■ **Exercise instructions**
Images are not part of the copy; transcribe all the data exactly.

(Figure dataset records)
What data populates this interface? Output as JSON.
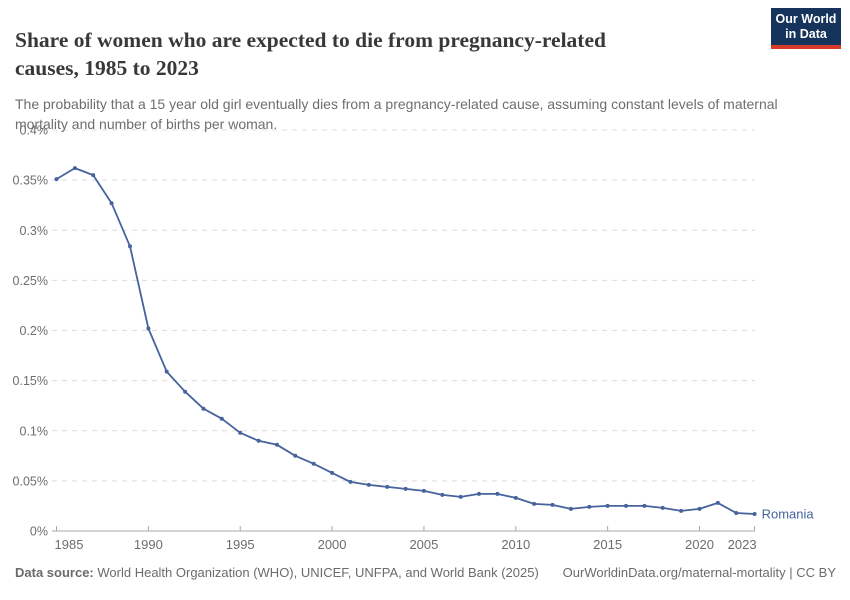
{
  "header": {
    "title_lines": [
      "Share of women who are expected to die from pregnancy-related",
      "causes, 1985 to 2023"
    ],
    "subtitle": "The probability that a 15 year old girl eventually dies from a pregnancy-related cause, assuming constant levels of maternal mortality and number of births per woman.",
    "logo": {
      "line1": "Our World",
      "line2": "in Data"
    }
  },
  "chart_data": {
    "type": "line",
    "title": "Share of women who are expected to die from pregnancy-related causes, 1985 to 2023",
    "unit": "%",
    "x": [
      1985,
      1986,
      1987,
      1988,
      1989,
      1990,
      1991,
      1992,
      1993,
      1994,
      1995,
      1996,
      1997,
      1998,
      1999,
      2000,
      2001,
      2002,
      2003,
      2004,
      2005,
      2006,
      2007,
      2008,
      2009,
      2010,
      2011,
      2012,
      2013,
      2014,
      2015,
      2016,
      2017,
      2018,
      2019,
      2020,
      2021,
      2022,
      2023
    ],
    "series": [
      {
        "name": "Romania",
        "color": "#46639C",
        "values": [
          0.351,
          0.362,
          0.355,
          0.327,
          0.284,
          0.202,
          0.159,
          0.139,
          0.122,
          0.112,
          0.098,
          0.09,
          0.086,
          0.075,
          0.067,
          0.058,
          0.049,
          0.046,
          0.044,
          0.042,
          0.04,
          0.036,
          0.034,
          0.037,
          0.037,
          0.033,
          0.027,
          0.026,
          0.022,
          0.024,
          0.025,
          0.025,
          0.025,
          0.023,
          0.02,
          0.022,
          0.028,
          0.018,
          0.017
        ]
      }
    ],
    "ylim": [
      0,
      0.4
    ],
    "yticks": [
      {
        "value": 0,
        "label": "0%"
      },
      {
        "value": 0.05,
        "label": "0.05%"
      },
      {
        "value": 0.1,
        "label": "0.1%"
      },
      {
        "value": 0.15,
        "label": "0.15%"
      },
      {
        "value": 0.2,
        "label": "0.2%"
      },
      {
        "value": 0.25,
        "label": "0.25%"
      },
      {
        "value": 0.3,
        "label": "0.3%"
      },
      {
        "value": 0.35,
        "label": "0.35%"
      },
      {
        "value": 0.4,
        "label": "0.4%"
      }
    ],
    "xticks": [
      1985,
      1990,
      1995,
      2000,
      2005,
      2010,
      2015,
      2020,
      2023
    ],
    "grid": "horizontal-dashed",
    "legend_position": "end-of-line-label"
  },
  "footer": {
    "data_source_label": "Data source:",
    "data_source_value": "World Health Organization (WHO), UNICEF, UNFPA, and World Bank (2025)",
    "attribution": "OurWorldinData.org/maternal-mortality | CC BY"
  },
  "colors": {
    "line": "#46639C",
    "logo_bg": "#16335B",
    "logo_accent": "#D93B2B",
    "grid": "#DCDCDC",
    "axis": "#A8A8A8",
    "text_muted": "#6E6E6E",
    "title": "#383838"
  }
}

■ **Task solution**
What data populates this interface? Output as JSON.
{
  "header": {
    "title_lines": [
      "Share of women who are expected to die from pregnancy-related",
      "causes, 1985 to 2023"
    ],
    "subtitle": "The probability that a 15 year old girl eventually dies from a pregnancy-related cause, assuming constant levels of maternal mortality and number of births per woman.",
    "logo": {
      "line1": "Our World",
      "line2": "in Data"
    }
  },
  "chart_data": {
    "type": "line",
    "title": "Share of women who are expected to die from pregnancy-related causes, 1985 to 2023",
    "unit": "%",
    "x": [
      1985,
      1986,
      1987,
      1988,
      1989,
      1990,
      1991,
      1992,
      1993,
      1994,
      1995,
      1996,
      1997,
      1998,
      1999,
      2000,
      2001,
      2002,
      2003,
      2004,
      2005,
      2006,
      2007,
      2008,
      2009,
      2010,
      2011,
      2012,
      2013,
      2014,
      2015,
      2016,
      2017,
      2018,
      2019,
      2020,
      2021,
      2022,
      2023
    ],
    "series": [
      {
        "name": "Romania",
        "color": "#46639C",
        "values": [
          0.351,
          0.362,
          0.355,
          0.327,
          0.284,
          0.202,
          0.159,
          0.139,
          0.122,
          0.112,
          0.098,
          0.09,
          0.086,
          0.075,
          0.067,
          0.058,
          0.049,
          0.046,
          0.044,
          0.042,
          0.04,
          0.036,
          0.034,
          0.037,
          0.037,
          0.033,
          0.027,
          0.026,
          0.022,
          0.024,
          0.025,
          0.025,
          0.025,
          0.023,
          0.02,
          0.022,
          0.028,
          0.018,
          0.017
        ]
      }
    ],
    "ylim": [
      0,
      0.4
    ],
    "yticks": [
      {
        "value": 0,
        "label": "0%"
      },
      {
        "value": 0.05,
        "label": "0.05%"
      },
      {
        "value": 0.1,
        "label": "0.1%"
      },
      {
        "value": 0.15,
        "label": "0.15%"
      },
      {
        "value": 0.2,
        "label": "0.2%"
      },
      {
        "value": 0.25,
        "label": "0.25%"
      },
      {
        "value": 0.3,
        "label": "0.3%"
      },
      {
        "value": 0.35,
        "label": "0.35%"
      },
      {
        "value": 0.4,
        "label": "0.4%"
      }
    ],
    "xticks": [
      1985,
      1990,
      1995,
      2000,
      2005,
      2010,
      2015,
      2020,
      2023
    ],
    "grid": "horizontal-dashed",
    "legend_position": "end-of-line-label"
  },
  "footer": {
    "data_source_label": "Data source:",
    "data_source_value": "World Health Organization (WHO), UNICEF, UNFPA, and World Bank (2025)",
    "attribution": "OurWorldinData.org/maternal-mortality | CC BY"
  },
  "colors": {
    "line": "#46639C",
    "logo_bg": "#16335B",
    "logo_accent": "#D93B2B",
    "grid": "#DCDCDC",
    "axis": "#A8A8A8",
    "text_muted": "#6E6E6E",
    "title": "#383838"
  }
}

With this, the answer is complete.